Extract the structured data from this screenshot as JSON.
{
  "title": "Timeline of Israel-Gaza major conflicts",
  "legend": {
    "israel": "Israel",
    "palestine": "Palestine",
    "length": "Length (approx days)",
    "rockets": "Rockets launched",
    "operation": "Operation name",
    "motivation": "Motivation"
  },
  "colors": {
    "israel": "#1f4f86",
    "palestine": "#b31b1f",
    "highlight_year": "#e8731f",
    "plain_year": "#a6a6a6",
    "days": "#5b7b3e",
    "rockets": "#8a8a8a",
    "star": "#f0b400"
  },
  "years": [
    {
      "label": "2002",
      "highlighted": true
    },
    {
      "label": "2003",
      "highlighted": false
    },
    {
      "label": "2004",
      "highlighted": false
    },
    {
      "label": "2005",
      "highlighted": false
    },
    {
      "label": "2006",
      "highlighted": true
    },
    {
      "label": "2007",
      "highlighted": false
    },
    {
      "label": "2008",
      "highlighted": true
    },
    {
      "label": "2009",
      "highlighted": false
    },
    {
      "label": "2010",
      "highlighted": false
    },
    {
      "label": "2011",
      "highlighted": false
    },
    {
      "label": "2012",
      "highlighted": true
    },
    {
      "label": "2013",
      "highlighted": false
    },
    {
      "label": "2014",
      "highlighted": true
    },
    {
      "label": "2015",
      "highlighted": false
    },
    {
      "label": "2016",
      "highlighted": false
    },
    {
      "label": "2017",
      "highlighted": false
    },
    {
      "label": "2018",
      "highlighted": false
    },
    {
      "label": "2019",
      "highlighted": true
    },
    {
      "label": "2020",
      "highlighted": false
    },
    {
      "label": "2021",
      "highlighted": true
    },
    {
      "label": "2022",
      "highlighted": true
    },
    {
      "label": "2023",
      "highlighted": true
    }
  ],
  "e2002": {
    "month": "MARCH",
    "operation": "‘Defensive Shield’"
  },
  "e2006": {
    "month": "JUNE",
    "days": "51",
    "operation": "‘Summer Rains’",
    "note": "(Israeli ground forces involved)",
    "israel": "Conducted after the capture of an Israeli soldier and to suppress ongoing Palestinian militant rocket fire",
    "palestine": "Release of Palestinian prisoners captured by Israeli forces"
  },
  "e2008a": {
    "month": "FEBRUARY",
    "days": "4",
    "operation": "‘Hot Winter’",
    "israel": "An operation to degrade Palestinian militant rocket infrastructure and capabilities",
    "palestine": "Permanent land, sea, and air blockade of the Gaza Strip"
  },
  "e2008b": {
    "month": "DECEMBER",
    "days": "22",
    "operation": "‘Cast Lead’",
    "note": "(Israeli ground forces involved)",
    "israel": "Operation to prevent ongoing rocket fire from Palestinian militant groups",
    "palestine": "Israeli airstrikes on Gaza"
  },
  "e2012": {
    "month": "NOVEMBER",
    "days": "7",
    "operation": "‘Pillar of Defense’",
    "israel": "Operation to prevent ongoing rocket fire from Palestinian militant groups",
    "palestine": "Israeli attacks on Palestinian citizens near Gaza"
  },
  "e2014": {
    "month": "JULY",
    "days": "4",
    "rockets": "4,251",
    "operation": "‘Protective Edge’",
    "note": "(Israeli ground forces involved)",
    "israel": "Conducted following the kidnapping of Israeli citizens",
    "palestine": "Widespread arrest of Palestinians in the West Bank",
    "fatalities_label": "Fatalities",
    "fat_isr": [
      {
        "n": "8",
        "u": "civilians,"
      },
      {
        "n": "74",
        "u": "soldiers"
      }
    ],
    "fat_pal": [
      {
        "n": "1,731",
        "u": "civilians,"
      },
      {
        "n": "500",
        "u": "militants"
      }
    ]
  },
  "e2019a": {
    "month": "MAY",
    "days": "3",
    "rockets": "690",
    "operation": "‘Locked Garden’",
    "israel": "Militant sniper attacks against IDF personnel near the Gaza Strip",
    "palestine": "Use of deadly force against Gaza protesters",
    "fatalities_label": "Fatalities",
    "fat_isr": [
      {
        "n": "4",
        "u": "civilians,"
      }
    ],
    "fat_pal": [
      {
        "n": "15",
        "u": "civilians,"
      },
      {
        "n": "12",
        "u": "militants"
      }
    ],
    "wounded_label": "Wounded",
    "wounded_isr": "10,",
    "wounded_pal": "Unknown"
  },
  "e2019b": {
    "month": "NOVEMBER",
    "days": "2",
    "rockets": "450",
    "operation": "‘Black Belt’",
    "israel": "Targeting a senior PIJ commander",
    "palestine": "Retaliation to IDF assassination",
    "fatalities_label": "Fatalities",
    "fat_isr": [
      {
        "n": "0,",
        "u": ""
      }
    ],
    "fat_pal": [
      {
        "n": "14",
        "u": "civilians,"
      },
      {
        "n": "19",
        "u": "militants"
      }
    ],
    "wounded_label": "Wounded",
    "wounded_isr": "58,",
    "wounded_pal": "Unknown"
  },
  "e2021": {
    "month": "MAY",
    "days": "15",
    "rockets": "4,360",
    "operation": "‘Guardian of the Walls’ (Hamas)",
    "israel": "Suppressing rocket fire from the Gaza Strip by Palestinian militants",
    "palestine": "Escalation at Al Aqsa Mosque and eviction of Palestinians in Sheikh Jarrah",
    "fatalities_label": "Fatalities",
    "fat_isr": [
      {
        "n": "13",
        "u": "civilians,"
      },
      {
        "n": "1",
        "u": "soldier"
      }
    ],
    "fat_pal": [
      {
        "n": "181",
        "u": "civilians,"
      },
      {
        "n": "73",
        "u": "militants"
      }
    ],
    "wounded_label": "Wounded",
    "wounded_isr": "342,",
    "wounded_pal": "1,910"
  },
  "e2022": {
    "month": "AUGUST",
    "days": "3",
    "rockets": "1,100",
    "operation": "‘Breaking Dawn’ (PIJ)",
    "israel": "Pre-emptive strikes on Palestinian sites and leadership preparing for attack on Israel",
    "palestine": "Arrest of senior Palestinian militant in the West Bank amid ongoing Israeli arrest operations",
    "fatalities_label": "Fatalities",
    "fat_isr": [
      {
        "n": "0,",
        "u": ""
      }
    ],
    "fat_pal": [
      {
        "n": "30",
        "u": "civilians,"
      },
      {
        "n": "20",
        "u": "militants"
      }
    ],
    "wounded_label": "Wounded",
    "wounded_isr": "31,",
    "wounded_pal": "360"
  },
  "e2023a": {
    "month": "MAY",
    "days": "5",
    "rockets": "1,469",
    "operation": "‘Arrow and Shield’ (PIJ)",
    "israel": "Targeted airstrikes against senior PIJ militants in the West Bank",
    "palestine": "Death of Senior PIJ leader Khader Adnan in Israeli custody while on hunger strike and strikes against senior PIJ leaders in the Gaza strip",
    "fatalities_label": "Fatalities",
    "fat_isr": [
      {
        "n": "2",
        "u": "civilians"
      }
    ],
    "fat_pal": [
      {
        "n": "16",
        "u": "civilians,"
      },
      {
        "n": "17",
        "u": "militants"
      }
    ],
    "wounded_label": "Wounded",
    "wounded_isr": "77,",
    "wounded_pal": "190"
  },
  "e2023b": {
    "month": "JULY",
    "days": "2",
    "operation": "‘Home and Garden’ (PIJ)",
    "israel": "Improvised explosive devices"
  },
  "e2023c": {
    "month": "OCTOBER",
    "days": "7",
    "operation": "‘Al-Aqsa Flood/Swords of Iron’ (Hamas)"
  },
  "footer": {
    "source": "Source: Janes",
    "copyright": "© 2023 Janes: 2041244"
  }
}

◆ ◆ ◆ ◆

Extract every record and return it verbatim.

▶ **The solution**
Extract the structured data from this screenshot as JSON.
{
  "title": "Timeline of Israel-Gaza major conflicts",
  "legend": {
    "israel": "Israel",
    "palestine": "Palestine",
    "length": "Length (approx days)",
    "rockets": "Rockets launched",
    "operation": "Operation name",
    "motivation": "Motivation"
  },
  "colors": {
    "israel": "#1f4f86",
    "palestine": "#b31b1f",
    "highlight_year": "#e8731f",
    "plain_year": "#a6a6a6",
    "days": "#5b7b3e",
    "rockets": "#8a8a8a",
    "star": "#f0b400"
  },
  "years": [
    {
      "label": "2002",
      "highlighted": true
    },
    {
      "label": "2003",
      "highlighted": false
    },
    {
      "label": "2004",
      "highlighted": false
    },
    {
      "label": "2005",
      "highlighted": false
    },
    {
      "label": "2006",
      "highlighted": true
    },
    {
      "label": "2007",
      "highlighted": false
    },
    {
      "label": "2008",
      "highlighted": true
    },
    {
      "label": "2009",
      "highlighted": false
    },
    {
      "label": "2010",
      "highlighted": false
    },
    {
      "label": "2011",
      "highlighted": false
    },
    {
      "label": "2012",
      "highlighted": true
    },
    {
      "label": "2013",
      "highlighted": false
    },
    {
      "label": "2014",
      "highlighted": true
    },
    {
      "label": "2015",
      "highlighted": false
    },
    {
      "label": "2016",
      "highlighted": false
    },
    {
      "label": "2017",
      "highlighted": false
    },
    {
      "label": "2018",
      "highlighted": false
    },
    {
      "label": "2019",
      "highlighted": true
    },
    {
      "label": "2020",
      "highlighted": false
    },
    {
      "label": "2021",
      "highlighted": true
    },
    {
      "label": "2022",
      "highlighted": true
    },
    {
      "label": "2023",
      "highlighted": true
    }
  ],
  "e2002": {
    "month": "MARCH",
    "operation": "‘Defensive Shield’"
  },
  "e2006": {
    "month": "JUNE",
    "days": "51",
    "operation": "‘Summer Rains’",
    "note": "(Israeli ground forces involved)",
    "israel": "Conducted after the capture of an Israeli soldier and to suppress ongoing Palestinian militant rocket fire",
    "palestine": "Release of Palestinian prisoners captured by Israeli forces"
  },
  "e2008a": {
    "month": "FEBRUARY",
    "days": "4",
    "operation": "‘Hot Winter’",
    "israel": "An operation to degrade Palestinian militant rocket infrastructure and capabilities",
    "palestine": "Permanent land, sea, and air blockade of the Gaza Strip"
  },
  "e2008b": {
    "month": "DECEMBER",
    "days": "22",
    "operation": "‘Cast Lead’",
    "note": "(Israeli ground forces involved)",
    "israel": "Operation to prevent ongoing rocket fire from Palestinian militant groups",
    "palestine": "Israeli airstrikes on Gaza"
  },
  "e2012": {
    "month": "NOVEMBER",
    "days": "7",
    "operation": "‘Pillar of Defense’",
    "israel": "Operation to prevent ongoing rocket fire from Palestinian militant groups",
    "palestine": "Israeli attacks on Palestinian citizens near Gaza"
  },
  "e2014": {
    "month": "JULY",
    "days": "4",
    "rockets": "4,251",
    "operation": "‘Protective Edge’",
    "note": "(Israeli ground forces involved)",
    "israel": "Conducted following the kidnapping of Israeli citizens",
    "palestine": "Widespread arrest of Palestinians in the West Bank",
    "fatalities_label": "Fatalities",
    "fat_isr": [
      {
        "n": "8",
        "u": "civilians,"
      },
      {
        "n": "74",
        "u": "soldiers"
      }
    ],
    "fat_pal": [
      {
        "n": "1,731",
        "u": "civilians,"
      },
      {
        "n": "500",
        "u": "militants"
      }
    ]
  },
  "e2019a": {
    "month": "MAY",
    "days": "3",
    "rockets": "690",
    "operation": "‘Locked Garden’",
    "israel": "Militant sniper attacks against IDF personnel near the Gaza Strip",
    "palestine": "Use of deadly force against Gaza protesters",
    "fatalities_label": "Fatalities",
    "fat_isr": [
      {
        "n": "4",
        "u": "civilians,"
      }
    ],
    "fat_pal": [
      {
        "n": "15",
        "u": "civilians,"
      },
      {
        "n": "12",
        "u": "militants"
      }
    ],
    "wounded_label": "Wounded",
    "wounded_isr": "10,",
    "wounded_pal": "Unknown"
  },
  "e2019b": {
    "month": "NOVEMBER",
    "days": "2",
    "rockets": "450",
    "operation": "‘Black Belt’",
    "israel": "Targeting a senior PIJ commander",
    "palestine": "Retaliation to IDF assassination",
    "fatalities_label": "Fatalities",
    "fat_isr": [
      {
        "n": "0,",
        "u": ""
      }
    ],
    "fat_pal": [
      {
        "n": "14",
        "u": "civilians,"
      },
      {
        "n": "19",
        "u": "militants"
      }
    ],
    "wounded_label": "Wounded",
    "wounded_isr": "58,",
    "wounded_pal": "Unknown"
  },
  "e2021": {
    "month": "MAY",
    "days": "15",
    "rockets": "4,360",
    "operation": "‘Guardian of the Walls’ (Hamas)",
    "israel": "Suppressing rocket fire from the Gaza Strip by Palestinian militants",
    "palestine": "Escalation at Al Aqsa Mosque and eviction of Palestinians in Sheikh Jarrah",
    "fatalities_label": "Fatalities",
    "fat_isr": [
      {
        "n": "13",
        "u": "civilians,"
      },
      {
        "n": "1",
        "u": "soldier"
      }
    ],
    "fat_pal": [
      {
        "n": "181",
        "u": "civilians,"
      },
      {
        "n": "73",
        "u": "militants"
      }
    ],
    "wounded_label": "Wounded",
    "wounded_isr": "342,",
    "wounded_pal": "1,910"
  },
  "e2022": {
    "month": "AUGUST",
    "days": "3",
    "rockets": "1,100",
    "operation": "‘Breaking Dawn’ (PIJ)",
    "israel": "Pre-emptive strikes on Palestinian sites and leadership preparing for attack on Israel",
    "palestine": "Arrest of senior Palestinian militant in the West Bank amid ongoing Israeli arrest operations",
    "fatalities_label": "Fatalities",
    "fat_isr": [
      {
        "n": "0,",
        "u": ""
      }
    ],
    "fat_pal": [
      {
        "n": "30",
        "u": "civilians,"
      },
      {
        "n": "20",
        "u": "militants"
      }
    ],
    "wounded_label": "Wounded",
    "wounded_isr": "31,",
    "wounded_pal": "360"
  },
  "e2023a": {
    "month": "MAY",
    "days": "5",
    "rockets": "1,469",
    "operation": "‘Arrow and Shield’ (PIJ)",
    "israel": "Targeted airstrikes against senior PIJ militants in the West Bank",
    "palestine": "Death of Senior PIJ leader Khader Adnan in Israeli custody while on hunger strike and strikes against senior PIJ leaders in the Gaza strip",
    "fatalities_label": "Fatalities",
    "fat_isr": [
      {
        "n": "2",
        "u": "civilians"
      }
    ],
    "fat_pal": [
      {
        "n": "16",
        "u": "civilians,"
      },
      {
        "n": "17",
        "u": "militants"
      }
    ],
    "wounded_label": "Wounded",
    "wounded_isr": "77,",
    "wounded_pal": "190"
  },
  "e2023b": {
    "month": "JULY",
    "days": "2",
    "operation": "‘Home and Garden’ (PIJ)",
    "israel": "Improvised explosive devices"
  },
  "e2023c": {
    "month": "OCTOBER",
    "days": "7",
    "operation": "‘Al-Aqsa Flood/Swords of Iron’ (Hamas)"
  },
  "footer": {
    "source": "Source: Janes",
    "copyright": "© 2023 Janes: 2041244"
  }
}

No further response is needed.